• _REQUIRED WORK_: Copy the listing below in full and skip every picture.

• _DATASET ENTRIES_:
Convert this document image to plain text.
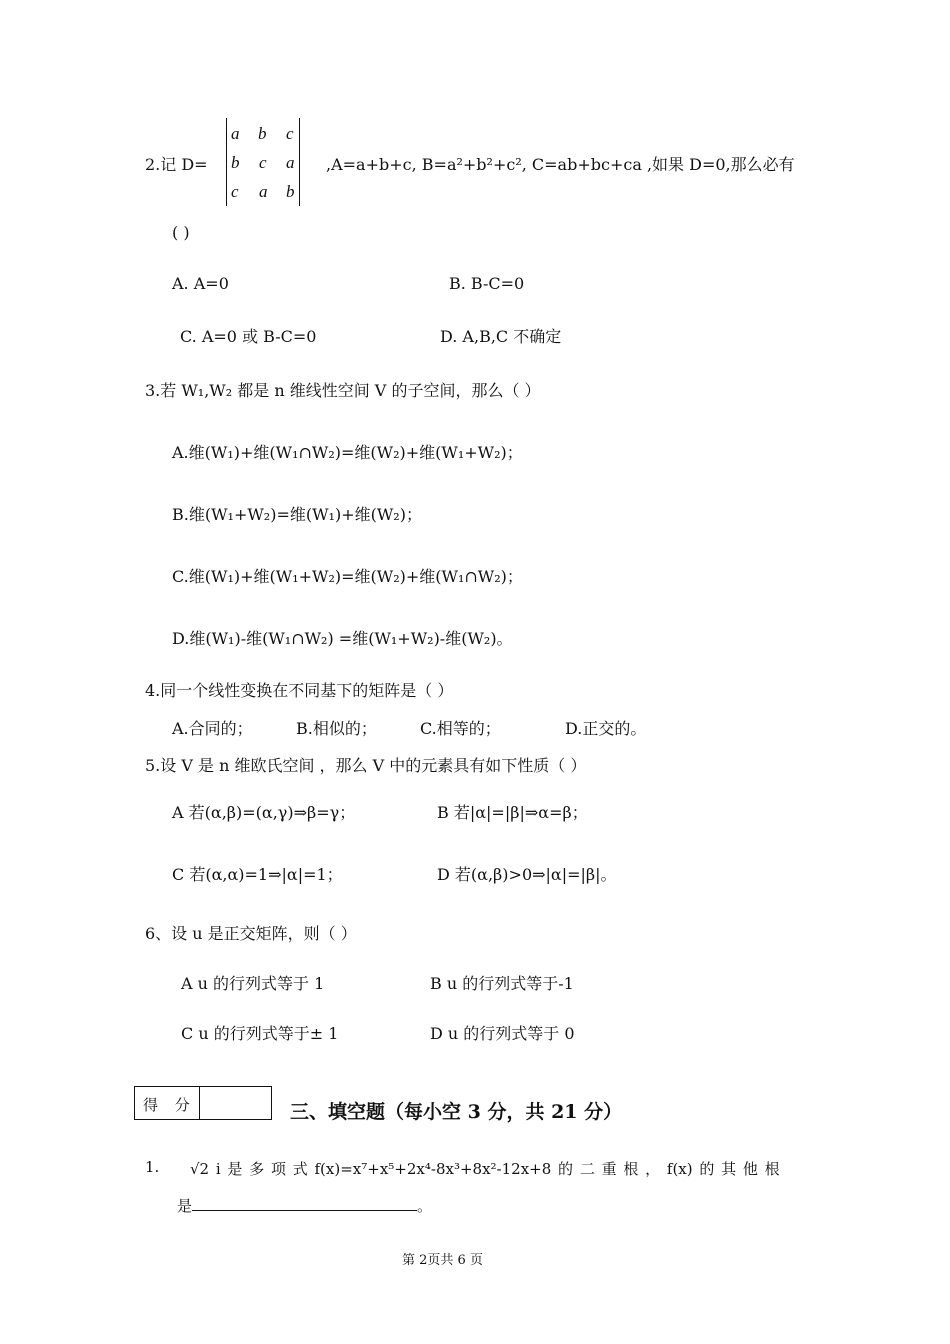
2.记 D=
a b c
b c a
c a b
,A=a+b+c, B=a²+b²+c², C=ab+bc+ca ,如果 D=0,那么必有
( )
A. A=0	B. B-C=0
C. A=0 或 B-C=0	D. A,B,C 不确定
3.若 W₁,W₂ 都是 n 维线性空间 V 的子空间，那么（ ）
A.维(W₁)+维(W₁∩W₂)=维(W₂)+维(W₁+W₂)；
B.维(W₁+W₂)=维(W₁)+维(W₂)；
C.维(W₁)+维(W₁+W₂)=维(W₂)+维(W₁∩W₂)；
D.维(W₁)-维(W₁∩W₂) =维(W₁+W₂)-维(W₂)。
4.同一个线性变换在不同基下的矩阵是（ ）
A.合同的；	B.相似的；	C.相等的；	D.正交的。
5.设 V 是 n 维欧氏空间 ，那么 V 中的元素具有如下性质（ ）
A 若(α,β)=(α,γ)⇒β=γ；	B 若|α|=|β|⇒α=β；
C 若(α,α)=1⇒|α|=1；	D 若(α,β)>0⇒|α|=|β|。
6、设 u 是正交矩阵，则（ ）
A u 的行列式等于 1	B u 的行列式等于-1
C u 的行列式等于± 1	D u 的行列式等于 0
得 分	三、填空题（每小空 3 分，共 21 分）
1. √2 i 是 多 项 式 f(x)=x⁷+x⁵+2x⁴-8x³+8x²-12x+8 的 二 重 根 ， f(x) 的 其 他 根
是	。
第 2页共 6 页
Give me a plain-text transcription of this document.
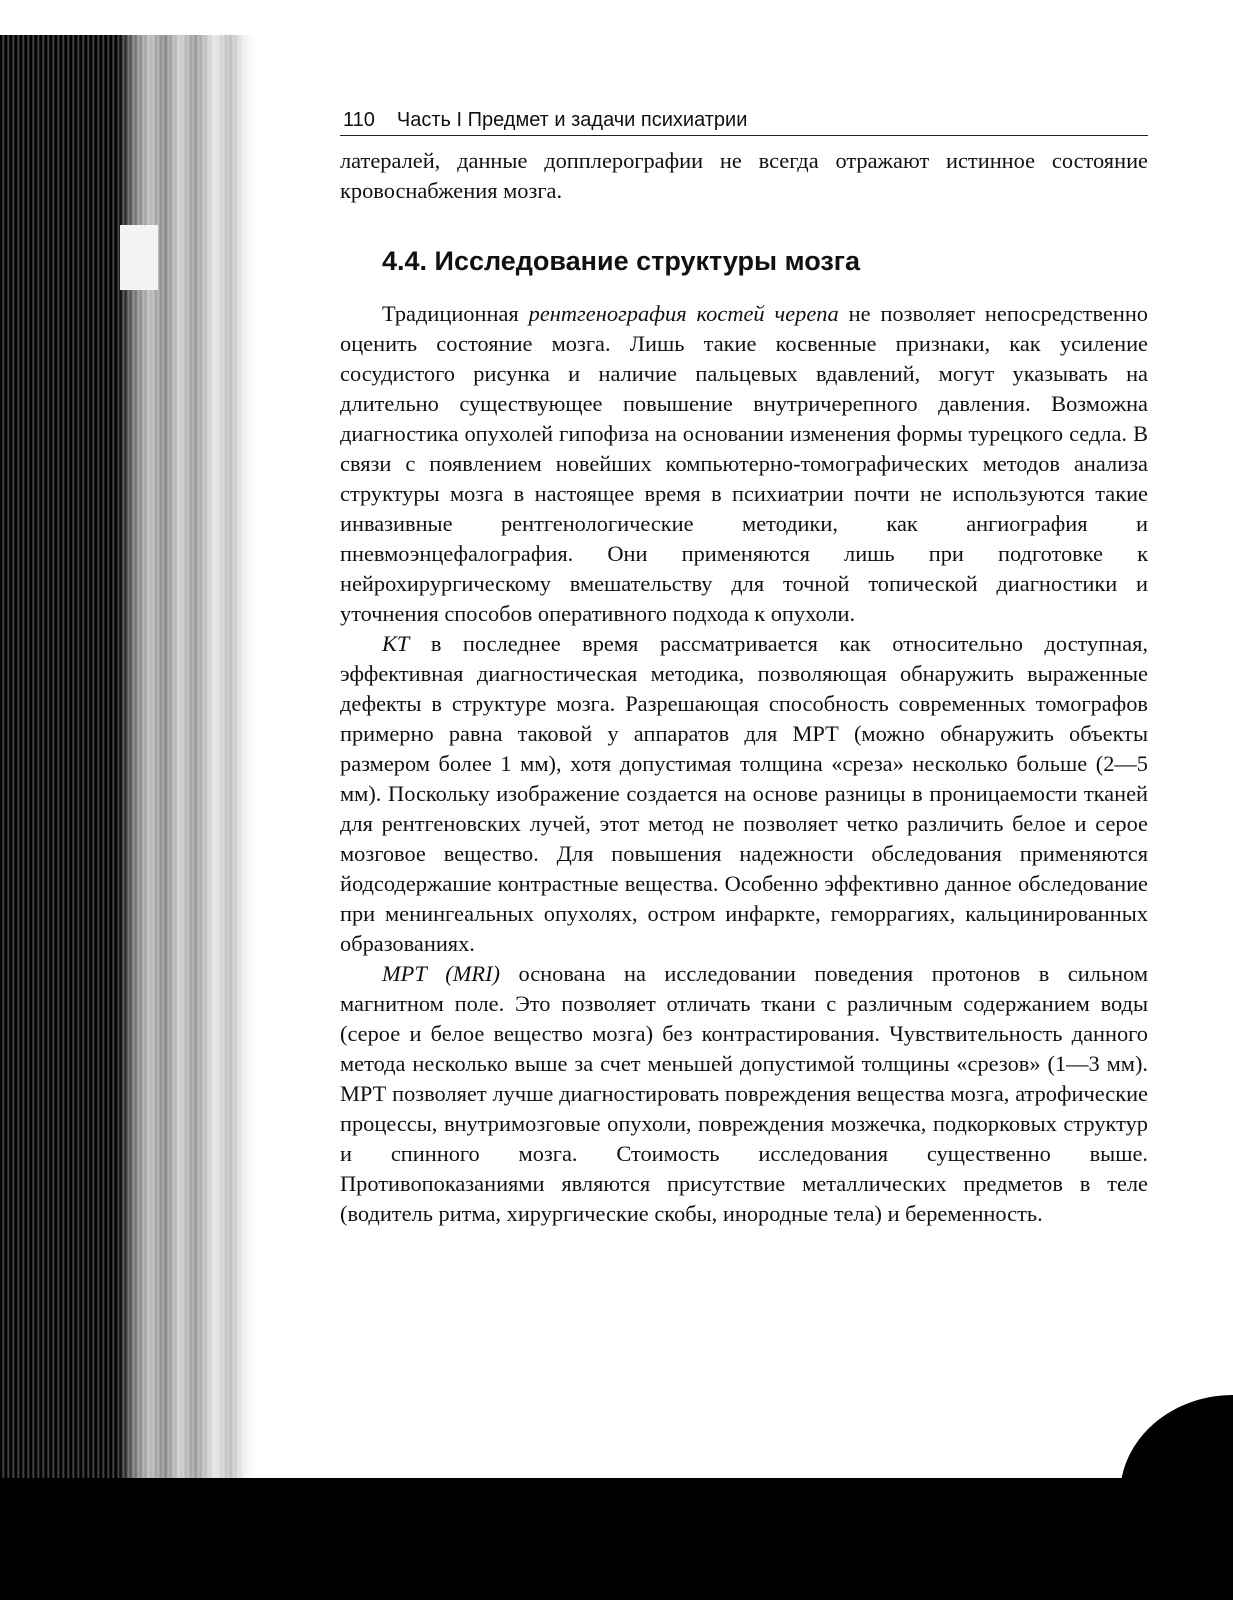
110 Часть I Предмет и задачи психиатрии

латералей, данные допплерографии не всегда отражают истинное состояние кровоснабжения мозга.

4.4. Исследование структуры мозга

Традиционная рентгенография костей черепа не позволяет непосредственно оценить состояние мозга. Лишь такие косвенные признаки, как усиление сосудистого рисунка и наличие пальцевых вдавлений, могут указывать на длительно существующее повышение внутричерепного давления. Возможна диагностика опухолей гипофиза на основании изменения формы турецкого седла. В связи с появлением новейших компьютерно-томографических методов анализа структуры мозга в настоящее время в психиатрии почти не используются такие инвазивные рентгенологические методики, как ангиография и пневмоэнцефалография. Они применяются лишь при подготовке к нейрохирургическому вмешательству для точной топической диагностики и уточнения способов оперативного подхода к опухоли.

КТ в последнее время рассматривается как относительно доступная, эффективная диагностическая методика, позволяющая обнаружить выраженные дефекты в структуре мозга. Разрешающая способность современных томографов примерно равна таковой у аппаратов для МРТ (можно обнаружить объекты размером более 1 мм), хотя допустимая толщина «среза» несколько больше (2—5 мм). Поскольку изображение создается на основе разницы в проницаемости тканей для рентгеновских лучей, этот метод не позволяет четко различить белое и серое мозговое вещество. Для повышения надежности обследования применяются йодсодержашие контрастные вещества. Особенно эффективно данное обследование при менингеальных опухолях, остром инфаркте, геморрагиях, кальцинированных образованиях.

МРТ (MRI) основана на исследовании поведения протонов в сильном магнитном поле. Это позволяет отличать ткани с различным содержанием воды (серое и белое вещество мозга) без контрастирования. Чувствительность данного метода несколько выше за счет меньшей допустимой толщины «срезов» (1—3 мм). МРТ позволяет лучше диагностировать повреждения вещества мозга, атрофические процессы, внутримозговые опухоли, повреждения мозжечка, подкорковых структур и спинного мозга. Стоимость исследования существенно выше. Противопоказаниями являются присутствие металлических предметов в теле (водитель ритма, хирургические скобы, инородные тела) и беременность.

• _RESULT OF THE EXERCISE_:
Convert this document image to plain text.
2.记 D=
a b c
b c a
c a b
,A=a+b+c, B=a²+b²+c², C=ab+bc+ca ,如果 D=0,那么必有
( )
A. A=0	B. B-C=0
C. A=0 或 B-C=0	D. A,B,C 不确定
3.若 W₁,W₂ 都是 n 维线性空间 V 的子空间，那么（ ）
A.维(W₁)+维(W₁∩W₂)=维(W₂)+维(W₁+W₂)；
B.维(W₁+W₂)=维(W₁)+维(W₂)；
C.维(W₁)+维(W₁+W₂)=维(W₂)+维(W₁∩W₂)；
D.维(W₁)-维(W₁∩W₂) =维(W₁+W₂)-维(W₂)。
4.同一个线性变换在不同基下的矩阵是（ ）
A.合同的；	B.相似的；	C.相等的；	D.正交的。
5.设 V 是 n 维欧氏空间 ，那么 V 中的元素具有如下性质（ ）
A 若(α,β)=(α,γ)⇒β=γ；	B 若|α|=|β|⇒α=β；
C 若(α,α)=1⇒|α|=1；	D 若(α,β)>0⇒|α|=|β|。
6、设 u 是正交矩阵，则（ ）
A u 的行列式等于 1	B u 的行列式等于-1
C u 的行列式等于± 1	D u 的行列式等于 0
得 分	三、填空题（每小空 3 分，共 21 分）
1. √2 i 是 多 项 式 f(x)=x⁷+x⁵+2x⁴-8x³+8x²-12x+8 的 二 重 根 ， f(x) 的 其 他 根
是	。
第 2页共 6 页
Give me a plain-text transcription of this document.
110 Часть I Предмет и задачи психиатрии

латералей, данные допплерографии не всегда отражают истинное состояние кровоснабжения мозга.

4.4. Исследование структуры мозга

Традиционная рентгенография костей черепа не позволяет непосредственно оценить состояние мозга. Лишь такие косвенные признаки, как усиление сосудистого рисунка и наличие пальцевых вдавлений, могут указывать на длительно существующее повышение внутричерепного давления. Возможна диагностика опухолей гипофиза на основании изменения формы турецкого седла. В связи с появлением новейших компьютерно-томографических методов анализа структуры мозга в настоящее время в психиатрии почти не используются такие инвазивные рентгенологические методики, как ангиография и пневмоэнцефалография. Они применяются лишь при подготовке к нейрохирургическому вмешательству для точной топической диагностики и уточнения способов оперативного подхода к опухоли.

КТ в последнее время рассматривается как относительно доступная, эффективная диагностическая методика, позволяющая обнаружить выраженные дефекты в структуре мозга. Разрешающая способность современных томографов примерно равна таковой у аппаратов для МРТ (можно обнаружить объекты размером более 1 мм), хотя допустимая толщина «среза» несколько больше (2—5 мм). Поскольку изображение создается на основе разницы в проницаемости тканей для рентгеновских лучей, этот метод не позволяет четко различить белое и серое мозговое вещество. Для повышения надежности обследования применяются йодсодержашие контрастные вещества. Особенно эффективно данное обследование при менингеальных опухолях, остром инфаркте, геморрагиях, кальцинированных образованиях.

МРТ (MRI) основана на исследовании поведения протонов в сильном магнитном поле. Это позволяет отличать ткани с различным содержанием воды (серое и белое вещество мозга) без контрастирования. Чувствительность данного метода несколько выше за счет меньшей допустимой толщины «срезов» (1—3 мм). МРТ позволяет лучше диагностировать повреждения вещества мозга, атрофические процессы, внутримозговые опухоли, повреждения мозжечка, подкорковых структур и спинного мозга. Стоимость исследования существенно выше. Противопоказаниями являются присутствие металлических предметов в теле (водитель ритма, хирургические скобы, инородные тела) и беременность.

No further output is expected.